STATED PROBLEM
Note how many lines in the entries contain the string "this", then give that number and nothing else.

THE DATA
▼

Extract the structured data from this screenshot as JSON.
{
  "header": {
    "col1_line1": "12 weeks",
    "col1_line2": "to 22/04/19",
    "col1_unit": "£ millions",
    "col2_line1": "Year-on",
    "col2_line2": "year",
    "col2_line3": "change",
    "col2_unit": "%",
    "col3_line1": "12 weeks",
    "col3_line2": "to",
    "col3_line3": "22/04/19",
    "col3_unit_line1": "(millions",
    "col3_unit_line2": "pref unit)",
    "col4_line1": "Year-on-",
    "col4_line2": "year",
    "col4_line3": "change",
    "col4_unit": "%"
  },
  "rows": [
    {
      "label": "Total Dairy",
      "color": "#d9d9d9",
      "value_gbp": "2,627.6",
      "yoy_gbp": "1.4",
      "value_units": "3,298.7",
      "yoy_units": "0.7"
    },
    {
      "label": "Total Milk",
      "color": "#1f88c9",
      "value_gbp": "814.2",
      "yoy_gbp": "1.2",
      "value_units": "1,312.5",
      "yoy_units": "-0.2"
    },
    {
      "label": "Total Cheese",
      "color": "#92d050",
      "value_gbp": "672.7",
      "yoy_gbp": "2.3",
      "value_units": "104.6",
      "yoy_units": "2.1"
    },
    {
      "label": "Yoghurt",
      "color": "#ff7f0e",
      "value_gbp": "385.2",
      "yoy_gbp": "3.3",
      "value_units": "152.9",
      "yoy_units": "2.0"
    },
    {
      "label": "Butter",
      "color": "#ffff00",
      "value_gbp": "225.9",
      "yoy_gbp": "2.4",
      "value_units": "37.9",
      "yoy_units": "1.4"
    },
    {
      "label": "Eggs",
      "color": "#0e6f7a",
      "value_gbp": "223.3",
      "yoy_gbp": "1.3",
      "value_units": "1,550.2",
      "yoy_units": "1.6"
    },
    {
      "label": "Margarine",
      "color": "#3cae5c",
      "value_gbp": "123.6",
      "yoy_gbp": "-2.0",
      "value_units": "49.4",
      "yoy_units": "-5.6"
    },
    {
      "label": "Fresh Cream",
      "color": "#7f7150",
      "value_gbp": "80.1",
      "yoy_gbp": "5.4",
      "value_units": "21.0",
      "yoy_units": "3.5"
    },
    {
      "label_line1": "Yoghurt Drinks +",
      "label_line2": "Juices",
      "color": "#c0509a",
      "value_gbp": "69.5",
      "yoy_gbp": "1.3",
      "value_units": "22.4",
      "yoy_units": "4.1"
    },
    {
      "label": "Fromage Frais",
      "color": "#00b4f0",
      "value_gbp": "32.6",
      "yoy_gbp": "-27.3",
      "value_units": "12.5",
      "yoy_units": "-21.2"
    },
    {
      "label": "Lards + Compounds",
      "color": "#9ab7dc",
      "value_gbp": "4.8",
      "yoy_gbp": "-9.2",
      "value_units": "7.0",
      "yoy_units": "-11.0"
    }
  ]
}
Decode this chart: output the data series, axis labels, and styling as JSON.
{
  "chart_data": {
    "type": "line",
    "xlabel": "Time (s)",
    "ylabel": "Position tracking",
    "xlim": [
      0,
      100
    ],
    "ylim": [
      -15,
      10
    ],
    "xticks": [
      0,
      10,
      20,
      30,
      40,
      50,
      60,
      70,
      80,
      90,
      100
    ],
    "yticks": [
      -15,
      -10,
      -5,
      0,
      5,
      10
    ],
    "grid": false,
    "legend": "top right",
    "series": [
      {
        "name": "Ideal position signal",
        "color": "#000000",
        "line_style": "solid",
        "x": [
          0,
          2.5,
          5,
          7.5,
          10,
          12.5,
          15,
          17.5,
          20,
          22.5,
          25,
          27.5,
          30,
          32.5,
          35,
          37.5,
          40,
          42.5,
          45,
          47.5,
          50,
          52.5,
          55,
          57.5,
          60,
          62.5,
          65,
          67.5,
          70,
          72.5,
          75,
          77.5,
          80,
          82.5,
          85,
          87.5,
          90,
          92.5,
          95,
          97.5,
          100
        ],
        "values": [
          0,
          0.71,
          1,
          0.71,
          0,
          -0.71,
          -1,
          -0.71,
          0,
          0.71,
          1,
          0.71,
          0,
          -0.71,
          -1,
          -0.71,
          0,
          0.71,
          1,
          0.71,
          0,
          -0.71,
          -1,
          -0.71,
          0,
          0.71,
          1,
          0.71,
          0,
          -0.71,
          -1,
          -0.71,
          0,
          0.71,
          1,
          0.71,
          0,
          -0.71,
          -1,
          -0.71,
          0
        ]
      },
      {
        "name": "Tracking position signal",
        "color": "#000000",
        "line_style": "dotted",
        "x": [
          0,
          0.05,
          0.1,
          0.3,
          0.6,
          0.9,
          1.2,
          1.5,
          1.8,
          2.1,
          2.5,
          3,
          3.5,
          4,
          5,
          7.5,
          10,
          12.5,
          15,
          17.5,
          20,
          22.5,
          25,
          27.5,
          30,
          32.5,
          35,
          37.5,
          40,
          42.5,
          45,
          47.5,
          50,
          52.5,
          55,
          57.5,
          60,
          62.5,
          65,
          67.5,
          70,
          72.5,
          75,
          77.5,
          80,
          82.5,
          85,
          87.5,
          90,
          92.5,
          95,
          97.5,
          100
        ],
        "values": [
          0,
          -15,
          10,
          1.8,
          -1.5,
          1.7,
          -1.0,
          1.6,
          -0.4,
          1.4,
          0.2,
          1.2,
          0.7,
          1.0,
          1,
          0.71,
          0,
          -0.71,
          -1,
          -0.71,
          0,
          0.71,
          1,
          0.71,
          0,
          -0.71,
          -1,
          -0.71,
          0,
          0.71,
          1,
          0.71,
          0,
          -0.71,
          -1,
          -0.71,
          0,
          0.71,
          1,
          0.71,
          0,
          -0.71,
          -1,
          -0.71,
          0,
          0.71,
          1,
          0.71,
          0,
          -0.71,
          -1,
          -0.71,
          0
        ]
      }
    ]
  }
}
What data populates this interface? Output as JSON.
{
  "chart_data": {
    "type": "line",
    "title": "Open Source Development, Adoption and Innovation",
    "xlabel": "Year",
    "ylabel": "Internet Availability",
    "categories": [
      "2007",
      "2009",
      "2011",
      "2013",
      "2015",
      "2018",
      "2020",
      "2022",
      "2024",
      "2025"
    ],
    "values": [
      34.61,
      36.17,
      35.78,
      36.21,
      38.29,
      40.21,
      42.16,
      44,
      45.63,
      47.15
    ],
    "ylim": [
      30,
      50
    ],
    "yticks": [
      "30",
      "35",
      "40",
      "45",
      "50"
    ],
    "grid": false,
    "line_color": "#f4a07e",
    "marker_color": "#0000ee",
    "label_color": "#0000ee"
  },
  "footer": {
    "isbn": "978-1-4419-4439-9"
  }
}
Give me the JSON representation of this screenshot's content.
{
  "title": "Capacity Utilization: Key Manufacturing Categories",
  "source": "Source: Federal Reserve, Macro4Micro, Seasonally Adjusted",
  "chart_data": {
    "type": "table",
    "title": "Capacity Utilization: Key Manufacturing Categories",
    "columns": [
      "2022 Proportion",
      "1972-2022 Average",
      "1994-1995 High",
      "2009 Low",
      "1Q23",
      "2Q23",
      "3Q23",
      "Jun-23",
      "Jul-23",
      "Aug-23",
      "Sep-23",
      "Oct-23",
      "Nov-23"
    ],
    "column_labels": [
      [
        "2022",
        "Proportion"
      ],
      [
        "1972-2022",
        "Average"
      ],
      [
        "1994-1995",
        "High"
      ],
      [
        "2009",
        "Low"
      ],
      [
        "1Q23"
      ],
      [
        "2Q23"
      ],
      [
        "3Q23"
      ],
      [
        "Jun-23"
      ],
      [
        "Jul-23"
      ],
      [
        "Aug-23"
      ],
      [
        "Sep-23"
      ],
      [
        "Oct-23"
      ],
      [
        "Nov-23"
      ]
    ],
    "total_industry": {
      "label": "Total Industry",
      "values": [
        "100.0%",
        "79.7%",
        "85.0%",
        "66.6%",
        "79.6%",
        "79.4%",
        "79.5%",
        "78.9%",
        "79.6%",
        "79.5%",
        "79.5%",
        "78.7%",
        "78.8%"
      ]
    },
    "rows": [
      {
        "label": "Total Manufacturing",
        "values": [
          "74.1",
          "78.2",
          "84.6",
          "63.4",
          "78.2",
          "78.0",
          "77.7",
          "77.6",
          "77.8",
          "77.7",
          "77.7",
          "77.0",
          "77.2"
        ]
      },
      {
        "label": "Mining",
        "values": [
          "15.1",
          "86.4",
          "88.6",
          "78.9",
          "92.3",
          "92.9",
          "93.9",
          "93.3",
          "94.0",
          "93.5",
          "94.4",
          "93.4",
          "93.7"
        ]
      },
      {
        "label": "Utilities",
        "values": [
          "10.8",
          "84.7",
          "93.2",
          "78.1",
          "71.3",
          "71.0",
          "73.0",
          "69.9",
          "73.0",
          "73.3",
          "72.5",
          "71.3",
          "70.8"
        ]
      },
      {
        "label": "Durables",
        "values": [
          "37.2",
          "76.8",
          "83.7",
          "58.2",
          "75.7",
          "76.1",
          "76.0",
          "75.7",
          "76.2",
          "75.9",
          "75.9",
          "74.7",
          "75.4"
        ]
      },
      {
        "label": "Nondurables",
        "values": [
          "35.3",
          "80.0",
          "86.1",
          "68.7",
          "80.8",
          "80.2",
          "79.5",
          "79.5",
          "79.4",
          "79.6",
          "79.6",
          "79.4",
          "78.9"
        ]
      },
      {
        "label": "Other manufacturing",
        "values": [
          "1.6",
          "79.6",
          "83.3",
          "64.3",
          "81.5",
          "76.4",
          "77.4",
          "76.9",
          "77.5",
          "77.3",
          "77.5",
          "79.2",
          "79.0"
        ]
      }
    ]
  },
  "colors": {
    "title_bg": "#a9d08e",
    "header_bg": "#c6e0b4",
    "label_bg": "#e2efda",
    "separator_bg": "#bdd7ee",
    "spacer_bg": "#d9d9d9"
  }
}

▲

THE SOLUTION
4